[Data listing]
/---
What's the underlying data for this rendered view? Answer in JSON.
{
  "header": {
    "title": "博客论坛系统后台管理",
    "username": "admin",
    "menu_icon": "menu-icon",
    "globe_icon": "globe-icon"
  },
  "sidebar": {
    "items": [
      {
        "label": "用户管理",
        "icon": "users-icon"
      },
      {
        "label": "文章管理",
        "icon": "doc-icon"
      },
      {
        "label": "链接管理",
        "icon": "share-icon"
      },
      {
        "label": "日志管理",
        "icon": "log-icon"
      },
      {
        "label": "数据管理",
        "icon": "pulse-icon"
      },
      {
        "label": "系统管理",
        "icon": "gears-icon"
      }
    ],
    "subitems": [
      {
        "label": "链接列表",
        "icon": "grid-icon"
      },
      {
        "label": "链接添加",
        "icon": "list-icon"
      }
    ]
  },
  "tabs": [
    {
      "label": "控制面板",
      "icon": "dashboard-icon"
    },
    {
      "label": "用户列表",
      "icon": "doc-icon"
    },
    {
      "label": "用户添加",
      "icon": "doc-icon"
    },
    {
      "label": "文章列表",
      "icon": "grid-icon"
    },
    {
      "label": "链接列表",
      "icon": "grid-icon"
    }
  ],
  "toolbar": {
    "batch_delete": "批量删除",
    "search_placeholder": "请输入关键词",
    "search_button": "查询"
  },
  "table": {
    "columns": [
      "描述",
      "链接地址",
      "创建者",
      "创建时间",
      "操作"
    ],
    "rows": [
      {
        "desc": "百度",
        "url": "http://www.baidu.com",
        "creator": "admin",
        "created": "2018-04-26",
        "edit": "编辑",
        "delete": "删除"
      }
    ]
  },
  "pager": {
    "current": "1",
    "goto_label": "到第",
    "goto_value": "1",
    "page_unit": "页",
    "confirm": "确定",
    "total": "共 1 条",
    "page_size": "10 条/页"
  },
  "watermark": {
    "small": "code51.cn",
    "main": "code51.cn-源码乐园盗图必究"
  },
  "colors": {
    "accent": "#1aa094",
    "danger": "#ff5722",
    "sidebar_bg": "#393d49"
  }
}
\---
/---
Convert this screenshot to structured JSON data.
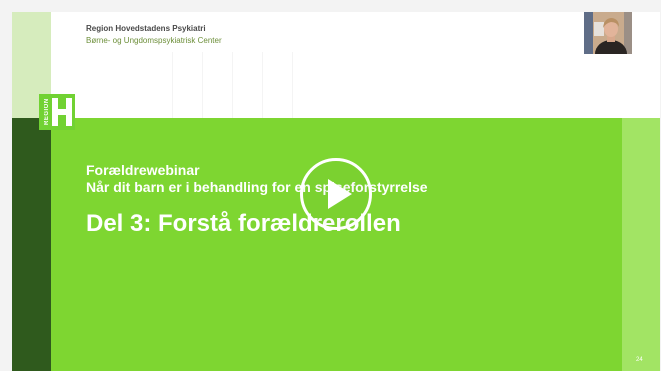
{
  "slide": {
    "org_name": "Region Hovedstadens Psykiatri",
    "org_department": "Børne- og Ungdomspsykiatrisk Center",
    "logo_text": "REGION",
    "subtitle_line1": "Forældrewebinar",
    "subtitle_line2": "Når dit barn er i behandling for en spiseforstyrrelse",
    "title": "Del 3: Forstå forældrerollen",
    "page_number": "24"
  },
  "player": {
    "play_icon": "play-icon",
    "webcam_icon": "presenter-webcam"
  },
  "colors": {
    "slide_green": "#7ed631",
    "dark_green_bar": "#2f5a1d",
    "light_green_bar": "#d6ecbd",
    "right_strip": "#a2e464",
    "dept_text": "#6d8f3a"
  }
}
\---
/---
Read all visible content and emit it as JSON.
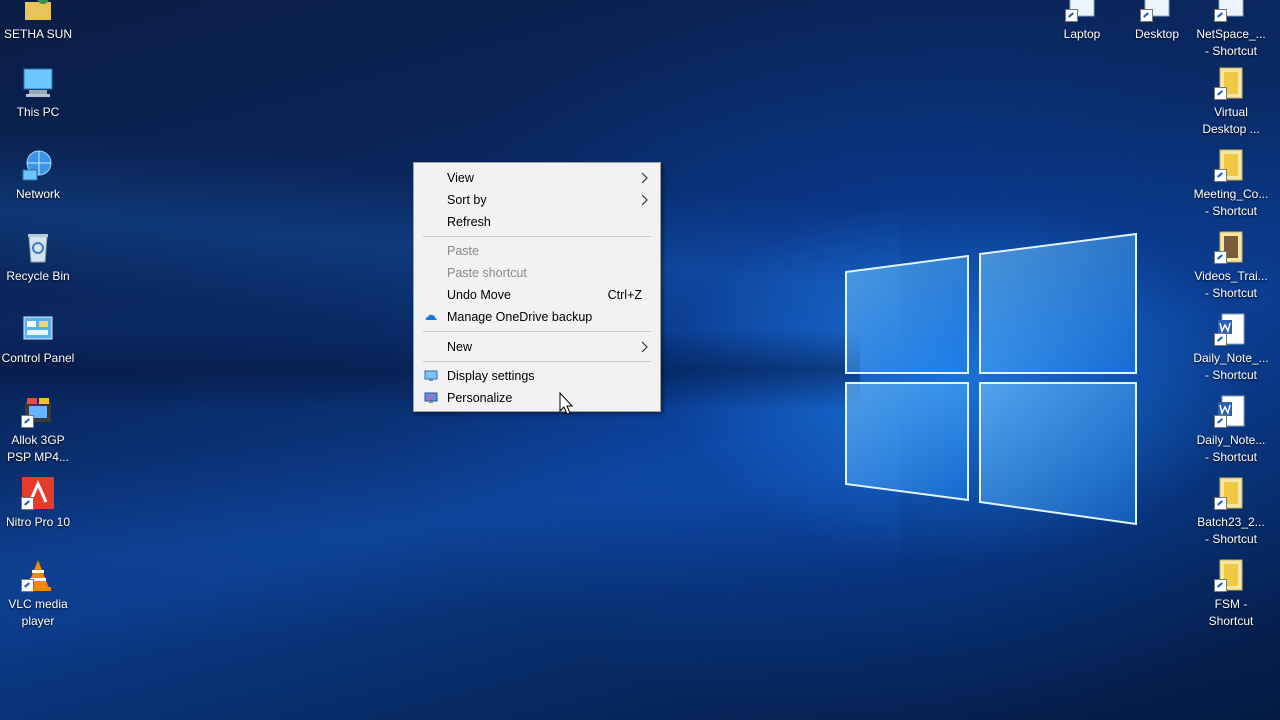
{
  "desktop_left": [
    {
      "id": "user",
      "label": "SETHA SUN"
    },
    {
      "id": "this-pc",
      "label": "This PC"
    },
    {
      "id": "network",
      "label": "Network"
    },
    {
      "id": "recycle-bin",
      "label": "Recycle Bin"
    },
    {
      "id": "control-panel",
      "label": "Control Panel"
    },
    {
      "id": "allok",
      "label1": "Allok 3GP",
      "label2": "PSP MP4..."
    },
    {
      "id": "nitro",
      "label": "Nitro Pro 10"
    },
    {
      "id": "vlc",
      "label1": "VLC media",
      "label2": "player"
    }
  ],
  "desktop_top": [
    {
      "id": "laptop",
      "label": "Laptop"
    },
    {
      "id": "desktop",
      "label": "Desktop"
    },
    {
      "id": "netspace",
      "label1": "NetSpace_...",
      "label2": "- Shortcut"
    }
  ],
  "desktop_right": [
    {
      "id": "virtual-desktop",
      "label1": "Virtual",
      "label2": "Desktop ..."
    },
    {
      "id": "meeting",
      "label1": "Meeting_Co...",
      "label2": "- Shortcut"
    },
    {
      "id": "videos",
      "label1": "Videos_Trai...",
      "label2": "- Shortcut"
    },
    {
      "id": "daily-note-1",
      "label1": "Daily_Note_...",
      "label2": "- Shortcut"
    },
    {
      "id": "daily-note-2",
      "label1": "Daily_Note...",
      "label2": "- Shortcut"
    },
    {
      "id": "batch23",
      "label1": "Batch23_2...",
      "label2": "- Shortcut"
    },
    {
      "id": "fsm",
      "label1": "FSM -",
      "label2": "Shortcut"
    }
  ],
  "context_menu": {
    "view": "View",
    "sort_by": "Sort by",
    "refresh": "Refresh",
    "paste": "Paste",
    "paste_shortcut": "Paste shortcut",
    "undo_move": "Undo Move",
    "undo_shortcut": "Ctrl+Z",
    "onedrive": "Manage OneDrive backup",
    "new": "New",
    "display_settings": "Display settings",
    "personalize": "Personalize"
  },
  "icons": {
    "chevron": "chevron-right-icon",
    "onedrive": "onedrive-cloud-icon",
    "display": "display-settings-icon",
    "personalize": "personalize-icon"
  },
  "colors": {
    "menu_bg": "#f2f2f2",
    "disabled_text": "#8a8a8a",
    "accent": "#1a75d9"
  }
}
\---
Go through the material above and copy each line that has the word "settings".

## ANSWER:
    "display_settings": "Display settings",
    "display": "display-settings-icon",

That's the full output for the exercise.